- **Goal**
Pull out every line with the word "JSON" from the entries below.

- **Dataset content**
# # # # # # #

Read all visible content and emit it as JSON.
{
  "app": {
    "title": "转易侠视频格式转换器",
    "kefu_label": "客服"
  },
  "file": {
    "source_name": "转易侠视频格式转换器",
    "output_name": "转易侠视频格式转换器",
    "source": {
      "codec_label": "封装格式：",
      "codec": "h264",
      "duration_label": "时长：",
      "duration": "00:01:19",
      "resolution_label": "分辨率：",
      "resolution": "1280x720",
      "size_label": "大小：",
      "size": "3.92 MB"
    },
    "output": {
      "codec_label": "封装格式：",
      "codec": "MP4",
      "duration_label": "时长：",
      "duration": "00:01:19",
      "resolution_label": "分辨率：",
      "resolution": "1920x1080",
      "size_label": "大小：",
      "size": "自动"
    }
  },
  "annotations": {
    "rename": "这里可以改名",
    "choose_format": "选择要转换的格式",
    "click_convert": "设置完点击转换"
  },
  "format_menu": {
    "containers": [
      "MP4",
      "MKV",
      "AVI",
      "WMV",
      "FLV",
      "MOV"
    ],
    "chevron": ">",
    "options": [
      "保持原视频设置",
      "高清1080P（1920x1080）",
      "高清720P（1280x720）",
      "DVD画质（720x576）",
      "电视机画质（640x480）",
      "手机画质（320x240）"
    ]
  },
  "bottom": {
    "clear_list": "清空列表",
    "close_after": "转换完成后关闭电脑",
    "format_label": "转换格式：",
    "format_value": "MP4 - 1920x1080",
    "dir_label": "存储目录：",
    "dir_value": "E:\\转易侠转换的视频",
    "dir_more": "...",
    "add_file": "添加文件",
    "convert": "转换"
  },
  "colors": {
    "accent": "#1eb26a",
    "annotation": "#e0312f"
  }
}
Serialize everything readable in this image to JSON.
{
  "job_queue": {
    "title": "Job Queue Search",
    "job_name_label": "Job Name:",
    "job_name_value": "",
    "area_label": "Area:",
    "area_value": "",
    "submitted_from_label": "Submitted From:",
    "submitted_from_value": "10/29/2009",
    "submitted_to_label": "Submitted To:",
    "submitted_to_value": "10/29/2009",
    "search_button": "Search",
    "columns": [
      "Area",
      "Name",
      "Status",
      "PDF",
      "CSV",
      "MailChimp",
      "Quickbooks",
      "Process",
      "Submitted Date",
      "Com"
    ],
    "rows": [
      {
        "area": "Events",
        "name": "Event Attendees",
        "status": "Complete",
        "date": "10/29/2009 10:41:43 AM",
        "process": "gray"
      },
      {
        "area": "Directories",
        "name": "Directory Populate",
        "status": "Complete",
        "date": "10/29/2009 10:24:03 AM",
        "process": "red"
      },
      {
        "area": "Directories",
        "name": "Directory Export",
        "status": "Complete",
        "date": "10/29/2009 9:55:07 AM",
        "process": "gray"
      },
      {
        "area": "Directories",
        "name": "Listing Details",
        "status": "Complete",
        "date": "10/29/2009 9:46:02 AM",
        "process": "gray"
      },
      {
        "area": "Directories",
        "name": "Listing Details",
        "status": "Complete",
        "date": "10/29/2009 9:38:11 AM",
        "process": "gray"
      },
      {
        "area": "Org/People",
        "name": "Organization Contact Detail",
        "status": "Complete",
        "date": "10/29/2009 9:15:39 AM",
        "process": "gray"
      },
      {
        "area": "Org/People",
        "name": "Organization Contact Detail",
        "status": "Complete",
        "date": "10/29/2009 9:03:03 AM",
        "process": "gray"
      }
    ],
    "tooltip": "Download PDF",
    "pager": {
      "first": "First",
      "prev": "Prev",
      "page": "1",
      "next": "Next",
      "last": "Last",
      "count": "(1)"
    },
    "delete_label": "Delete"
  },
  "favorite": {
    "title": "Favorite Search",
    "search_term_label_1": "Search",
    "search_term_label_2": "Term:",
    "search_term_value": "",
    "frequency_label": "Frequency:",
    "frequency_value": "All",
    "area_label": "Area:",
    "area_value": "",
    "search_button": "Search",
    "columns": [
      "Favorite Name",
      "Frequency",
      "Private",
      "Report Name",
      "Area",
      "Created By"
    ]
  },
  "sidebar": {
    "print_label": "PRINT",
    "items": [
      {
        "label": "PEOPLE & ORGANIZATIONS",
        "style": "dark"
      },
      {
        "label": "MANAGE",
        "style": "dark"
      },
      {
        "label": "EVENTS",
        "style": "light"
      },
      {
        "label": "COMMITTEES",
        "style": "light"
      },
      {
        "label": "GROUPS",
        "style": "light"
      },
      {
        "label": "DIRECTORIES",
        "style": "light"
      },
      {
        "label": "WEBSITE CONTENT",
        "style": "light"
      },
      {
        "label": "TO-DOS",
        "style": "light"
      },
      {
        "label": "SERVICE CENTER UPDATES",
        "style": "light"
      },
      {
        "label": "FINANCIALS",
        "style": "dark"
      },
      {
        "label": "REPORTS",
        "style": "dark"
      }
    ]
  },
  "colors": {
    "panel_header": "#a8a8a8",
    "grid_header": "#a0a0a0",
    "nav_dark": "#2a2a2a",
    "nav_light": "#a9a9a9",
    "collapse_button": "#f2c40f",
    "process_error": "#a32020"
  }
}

# # # # # # #

- **Solution to this exercise**
Read all visible content and emit it as JSON.
Serialize everything readable in this image to JSON.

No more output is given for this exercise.